=== WHAT YOU WILL DO ===
Using the listing below, please gather every line containing the word "name".

[Figure data in JSON]
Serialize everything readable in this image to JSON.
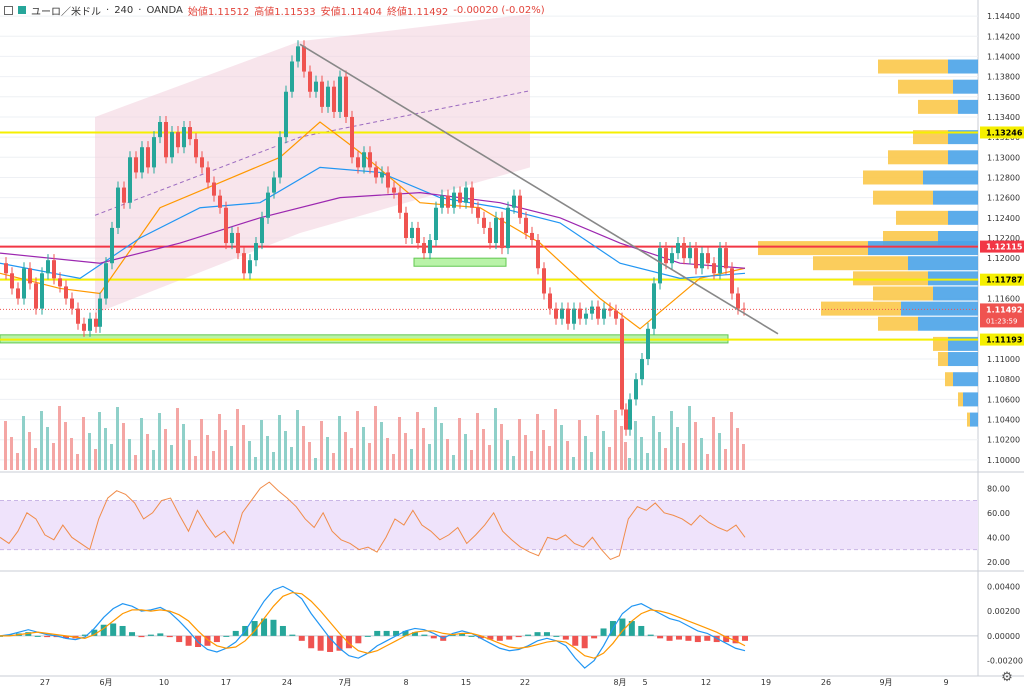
{
  "header": {
    "symbol": "ユーロ／米ドル",
    "interval": "240",
    "broker": "OANDA",
    "open_label": "始値1.11512",
    "high_label": "高値1.11533",
    "low_label": "安値1.11404",
    "close_label": "終値1.11492",
    "change_label": "-0.00020 (-0.02%)",
    "icons": [
      "chart-window-icon",
      "symbol-color-icon"
    ]
  },
  "chart_data": [
    {
      "type": "candlestick",
      "panel": "price",
      "ylim": [
        1.099,
        1.145
      ],
      "price_ticks": [
        "1.14400",
        "1.14200",
        "1.14000",
        "1.13800",
        "1.13600",
        "1.13400",
        "1.13200",
        "1.13000",
        "1.12800",
        "1.12600",
        "1.12400",
        "1.12200",
        "1.12000",
        "1.11800",
        "1.11600",
        "1.11400",
        "1.11200",
        "1.11000",
        "1.10800",
        "1.10600",
        "1.10400",
        "1.10200",
        "1.10000"
      ],
      "x_ticks": [
        "27",
        "6月",
        "10",
        "17",
        "24",
        "7月",
        "8",
        "15",
        "22",
        "8月",
        "5",
        "12",
        "19",
        "26",
        "9月",
        "9"
      ],
      "horizontal_lines": [
        {
          "price": 1.13246,
          "label": "1.13246",
          "color": "#f5ef00",
          "text_color": "#000000"
        },
        {
          "price": 1.12115,
          "label": "1.12115",
          "color": "#f23645",
          "text_color": "#ffffff"
        },
        {
          "price": 1.11787,
          "label": "1.11787",
          "color": "#f5ef00",
          "text_color": "#000000"
        },
        {
          "price": 1.11193,
          "label": "1.11193",
          "color": "#f5ef00",
          "text_color": "#000000"
        }
      ],
      "last_price": {
        "value": 1.11492,
        "label": "1.11492",
        "countdown": "01:23:59",
        "color": "#ef5350"
      },
      "close_path": [
        [
          0,
          1.1195
        ],
        [
          6,
          1.1185
        ],
        [
          12,
          1.117
        ],
        [
          18,
          1.116
        ],
        [
          24,
          1.119
        ],
        [
          30,
          1.1175
        ],
        [
          36,
          1.115
        ],
        [
          42,
          1.1185
        ],
        [
          48,
          1.1198
        ],
        [
          54,
          1.118
        ],
        [
          60,
          1.1172
        ],
        [
          66,
          1.116
        ],
        [
          72,
          1.115
        ],
        [
          78,
          1.1135
        ],
        [
          84,
          1.1128
        ],
        [
          90,
          1.114
        ],
        [
          96,
          1.1132
        ],
        [
          100,
          1.116
        ],
        [
          106,
          1.1195
        ],
        [
          112,
          1.123
        ],
        [
          118,
          1.127
        ],
        [
          124,
          1.1255
        ],
        [
          130,
          1.13
        ],
        [
          136,
          1.1285
        ],
        [
          142,
          1.131
        ],
        [
          148,
          1.129
        ],
        [
          154,
          1.132
        ],
        [
          160,
          1.1335
        ],
        [
          166,
          1.13
        ],
        [
          172,
          1.1325
        ],
        [
          178,
          1.131
        ],
        [
          184,
          1.133
        ],
        [
          190,
          1.1318
        ],
        [
          196,
          1.13
        ],
        [
          202,
          1.129
        ],
        [
          208,
          1.1275
        ],
        [
          214,
          1.1262
        ],
        [
          220,
          1.125
        ],
        [
          226,
          1.1215
        ],
        [
          232,
          1.1225
        ],
        [
          238,
          1.1205
        ],
        [
          244,
          1.1185
        ],
        [
          250,
          1.1198
        ],
        [
          256,
          1.1215
        ],
        [
          262,
          1.124
        ],
        [
          268,
          1.1265
        ],
        [
          274,
          1.128
        ],
        [
          280,
          1.132
        ],
        [
          286,
          1.1365
        ],
        [
          292,
          1.1395
        ],
        [
          298,
          1.141
        ],
        [
          304,
          1.1385
        ],
        [
          310,
          1.1365
        ],
        [
          316,
          1.1375
        ],
        [
          322,
          1.135
        ],
        [
          328,
          1.137
        ],
        [
          334,
          1.1345
        ],
        [
          340,
          1.138
        ],
        [
          346,
          1.134
        ],
        [
          352,
          1.13
        ],
        [
          358,
          1.129
        ],
        [
          364,
          1.1305
        ],
        [
          370,
          1.129
        ],
        [
          376,
          1.128
        ],
        [
          382,
          1.1285
        ],
        [
          388,
          1.127
        ],
        [
          394,
          1.1265
        ],
        [
          400,
          1.1245
        ],
        [
          406,
          1.122
        ],
        [
          412,
          1.123
        ],
        [
          418,
          1.1215
        ],
        [
          424,
          1.1205
        ],
        [
          430,
          1.1218
        ],
        [
          436,
          1.125
        ],
        [
          442,
          1.1262
        ],
        [
          448,
          1.125
        ],
        [
          454,
          1.1265
        ],
        [
          460,
          1.1255
        ],
        [
          466,
          1.127
        ],
        [
          472,
          1.125
        ],
        [
          478,
          1.124
        ],
        [
          484,
          1.123
        ],
        [
          490,
          1.1215
        ],
        [
          496,
          1.124
        ],
        [
          502,
          1.121
        ],
        [
          508,
          1.125
        ],
        [
          514,
          1.1262
        ],
        [
          520,
          1.124
        ],
        [
          526,
          1.1225
        ],
        [
          532,
          1.1218
        ],
        [
          538,
          1.119
        ],
        [
          544,
          1.1165
        ],
        [
          550,
          1.115
        ],
        [
          556,
          1.114
        ],
        [
          562,
          1.115
        ],
        [
          568,
          1.1135
        ],
        [
          574,
          1.115
        ],
        [
          580,
          1.114
        ],
        [
          586,
          1.1145
        ],
        [
          592,
          1.1152
        ],
        [
          598,
          1.114
        ],
        [
          604,
          1.115
        ],
        [
          610,
          1.1148
        ],
        [
          616,
          1.114
        ],
        [
          622,
          1.105
        ],
        [
          626,
          1.103
        ],
        [
          630,
          1.106
        ],
        [
          636,
          1.108
        ],
        [
          642,
          1.11
        ],
        [
          648,
          1.113
        ],
        [
          654,
          1.1175
        ],
        [
          660,
          1.121
        ],
        [
          666,
          1.1195
        ],
        [
          672,
          1.1205
        ],
        [
          678,
          1.1215
        ],
        [
          684,
          1.12
        ],
        [
          690,
          1.121
        ],
        [
          696,
          1.119
        ],
        [
          702,
          1.1205
        ],
        [
          708,
          1.1195
        ],
        [
          714,
          1.1185
        ],
        [
          720,
          1.121
        ],
        [
          726,
          1.119
        ],
        [
          732,
          1.1165
        ],
        [
          738,
          1.115
        ],
        [
          744,
          1.1149
        ]
      ],
      "indicator_lines": [
        {
          "name": "sma-fast",
          "color": "#ff9800",
          "points": [
            [
              0,
              1.1185
            ],
            [
              60,
              1.117
            ],
            [
              100,
              1.1165
            ],
            [
              160,
              1.125
            ],
            [
              220,
              1.1275
            ],
            [
              280,
              1.13
            ],
            [
              320,
              1.1335
            ],
            [
              360,
              1.1305
            ],
            [
              420,
              1.1255
            ],
            [
              480,
              1.125
            ],
            [
              540,
              1.1215
            ],
            [
              600,
              1.116
            ],
            [
              640,
              1.113
            ],
            [
              700,
              1.118
            ],
            [
              745,
              1.119
            ]
          ]
        },
        {
          "name": "sma-mid",
          "color": "#2196f3",
          "points": [
            [
              0,
              1.1195
            ],
            [
              80,
              1.118
            ],
            [
              140,
              1.122
            ],
            [
              200,
              1.125
            ],
            [
              260,
              1.1255
            ],
            [
              320,
              1.129
            ],
            [
              380,
              1.1285
            ],
            [
              440,
              1.126
            ],
            [
              500,
              1.125
            ],
            [
              560,
              1.1235
            ],
            [
              620,
              1.1195
            ],
            [
              680,
              1.118
            ],
            [
              745,
              1.1185
            ]
          ]
        },
        {
          "name": "sma-slow",
          "color": "#9c27b0",
          "points": [
            [
              0,
              1.1205
            ],
            [
              100,
              1.1195
            ],
            [
              180,
              1.1215
            ],
            [
              260,
              1.124
            ],
            [
              340,
              1.126
            ],
            [
              420,
              1.1265
            ],
            [
              500,
              1.1255
            ],
            [
              560,
              1.124
            ],
            [
              620,
              1.1215
            ],
            [
              680,
              1.1195
            ],
            [
              745,
              1.119
            ]
          ]
        }
      ],
      "channel": {
        "color": "#f3d0dc",
        "upper": [
          [
            95,
            1.134
          ],
          [
            300,
            1.1415
          ],
          [
            530,
            1.1442
          ]
        ],
        "lower": [
          [
            95,
            1.1145
          ],
          [
            300,
            1.1225
          ],
          [
            530,
            1.129
          ]
        ]
      },
      "trendline": {
        "color": "#888888",
        "from": [
          300,
          1.1412
        ],
        "to": [
          778,
          1.1125
        ]
      },
      "support_boxes": [
        {
          "x0": 0,
          "x1": 728,
          "y_top": 1.1124,
          "y_bottom": 1.1116
        },
        {
          "x0": 414,
          "x1": 506,
          "y_top": 1.12,
          "y_bottom": 1.1192
        }
      ],
      "volume_profile": {
        "rows": [
          {
            "price": 1.139,
            "sell": 70,
            "buy": 30
          },
          {
            "price": 1.137,
            "sell": 55,
            "buy": 25
          },
          {
            "price": 1.135,
            "sell": 40,
            "buy": 20
          },
          {
            "price": 1.132,
            "sell": 35,
            "buy": 30
          },
          {
            "price": 1.13,
            "sell": 60,
            "buy": 30
          },
          {
            "price": 1.128,
            "sell": 60,
            "buy": 55
          },
          {
            "price": 1.126,
            "sell": 60,
            "buy": 45
          },
          {
            "price": 1.124,
            "sell": 52,
            "buy": 30
          },
          {
            "price": 1.122,
            "sell": 55,
            "buy": 40
          },
          {
            "price": 1.121,
            "sell": 110,
            "buy": 110
          },
          {
            "price": 1.1195,
            "sell": 95,
            "buy": 70
          },
          {
            "price": 1.118,
            "sell": 75,
            "buy": 50
          },
          {
            "price": 1.1165,
            "sell": 60,
            "buy": 45
          },
          {
            "price": 1.115,
            "sell": 80,
            "buy": 77
          },
          {
            "price": 1.1135,
            "sell": 40,
            "buy": 60
          },
          {
            "price": 1.1115,
            "sell": 15,
            "buy": 30
          },
          {
            "price": 1.11,
            "sell": 10,
            "buy": 30
          },
          {
            "price": 1.108,
            "sell": 8,
            "buy": 25
          },
          {
            "price": 1.106,
            "sell": 5,
            "buy": 15
          },
          {
            "price": 1.104,
            "sell": 3,
            "buy": 8
          }
        ]
      }
    },
    {
      "type": "line",
      "panel": "rsi",
      "ylim": [
        15,
        90
      ],
      "ticks": [
        "80.00",
        "60.00",
        "40.00",
        "20.00"
      ],
      "band": [
        30,
        70
      ],
      "values": [
        40,
        35,
        45,
        60,
        55,
        42,
        38,
        50,
        40,
        35,
        30,
        55,
        72,
        78,
        75,
        68,
        55,
        60,
        70,
        72,
        58,
        45,
        62,
        50,
        40,
        45,
        35,
        60,
        70,
        80,
        85,
        78,
        72,
        65,
        55,
        48,
        60,
        45,
        38,
        35,
        30,
        32,
        28,
        40,
        55,
        50,
        62,
        50,
        45,
        38,
        42,
        48,
        35,
        42,
        50,
        60,
        45,
        38,
        32,
        28,
        25,
        40,
        38,
        42,
        35,
        32,
        40,
        30,
        22,
        25,
        55,
        65,
        62,
        68,
        60,
        58,
        55,
        50,
        58,
        52,
        48,
        45,
        50,
        40
      ]
    },
    {
      "type": "histogram",
      "panel": "macd",
      "ylim": [
        -0.003,
        0.005
      ],
      "ticks": [
        "0.00400",
        "0.00200",
        "0.00000",
        "-0.00200"
      ],
      "macd": [
        0.0,
        0.0001,
        0.0003,
        0.0005,
        0.0003,
        0.0001,
        0.0,
        -0.0002,
        -0.0003,
        -0.0001,
        0.0006,
        0.0015,
        0.0022,
        0.0026,
        0.0024,
        0.002,
        0.0021,
        0.0023,
        0.0019,
        0.0012,
        0.0004,
        -0.0005,
        -0.0011,
        -0.0013,
        -0.001,
        -0.0005,
        0.0004,
        0.0016,
        0.0028,
        0.0037,
        0.004,
        0.0036,
        0.003,
        0.0018,
        0.0008,
        -0.0002,
        -0.001,
        -0.0016,
        -0.0018,
        -0.0014,
        -0.0008,
        -0.0004,
        0.0,
        0.0004,
        0.0006,
        0.0005,
        0.0002,
        -0.0002,
        0.0002,
        0.0004,
        0.0002,
        -0.0002,
        -0.0006,
        -0.001,
        -0.0012,
        -0.0011,
        -0.0008,
        -0.0004,
        -0.0002,
        -0.0004,
        -0.0008,
        -0.0018,
        -0.0026,
        -0.002,
        -0.0008,
        0.0006,
        0.0018,
        0.0024,
        0.0026,
        0.0022,
        0.0018,
        0.0014,
        0.0012,
        0.0008,
        0.0004,
        0.0002,
        -0.0002,
        -0.0006,
        -0.001,
        -0.0012
      ],
      "signal": [
        0.0,
        0.0,
        0.0001,
        0.0002,
        0.0003,
        0.0002,
        0.0001,
        0.0,
        -0.0001,
        -0.0002,
        0.0001,
        0.0006,
        0.0012,
        0.0018,
        0.0021,
        0.0021,
        0.002,
        0.0021,
        0.002,
        0.0017,
        0.0012,
        0.0004,
        -0.0003,
        -0.0008,
        -0.001,
        -0.0009,
        -0.0004,
        0.0004,
        0.0014,
        0.0024,
        0.0032,
        0.0035,
        0.0034,
        0.0028,
        0.002,
        0.0011,
        0.0002,
        -0.0006,
        -0.0012,
        -0.0014,
        -0.0012,
        -0.0008,
        -0.0004,
        0.0,
        0.0003,
        0.0004,
        0.0004,
        0.0002,
        0.0001,
        0.0002,
        0.0002,
        0.0,
        -0.0003,
        -0.0006,
        -0.0009,
        -0.001,
        -0.0009,
        -0.0007,
        -0.0005,
        -0.0004,
        -0.0005,
        -0.001,
        -0.0016,
        -0.0018,
        -0.0014,
        -0.0006,
        0.0004,
        0.0012,
        0.0018,
        0.0021,
        0.002,
        0.0018,
        0.0015,
        0.0012,
        0.0009,
        0.0006,
        0.0003,
        -0.0001,
        -0.0004,
        -0.0008
      ]
    }
  ],
  "colors": {
    "up": "#26a69a",
    "down": "#ef5350",
    "up_volume": "#8fd0c9",
    "down_volume": "#f4a6a4",
    "rsi_line": "#f08c4a",
    "rsi_band": "#efe3fb",
    "macd_line": "#2196f3",
    "signal_line": "#ff9800",
    "profile_buy": "#4aa3e8",
    "profile_sell": "#fbc84a",
    "grid": "#eef0f4"
  },
  "settings_icon": "gear-icon"
}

=== FULL OUTPUT ===
          "name": "sma-fast",
          "name": "sma-mid",
          "name": "sma-slow",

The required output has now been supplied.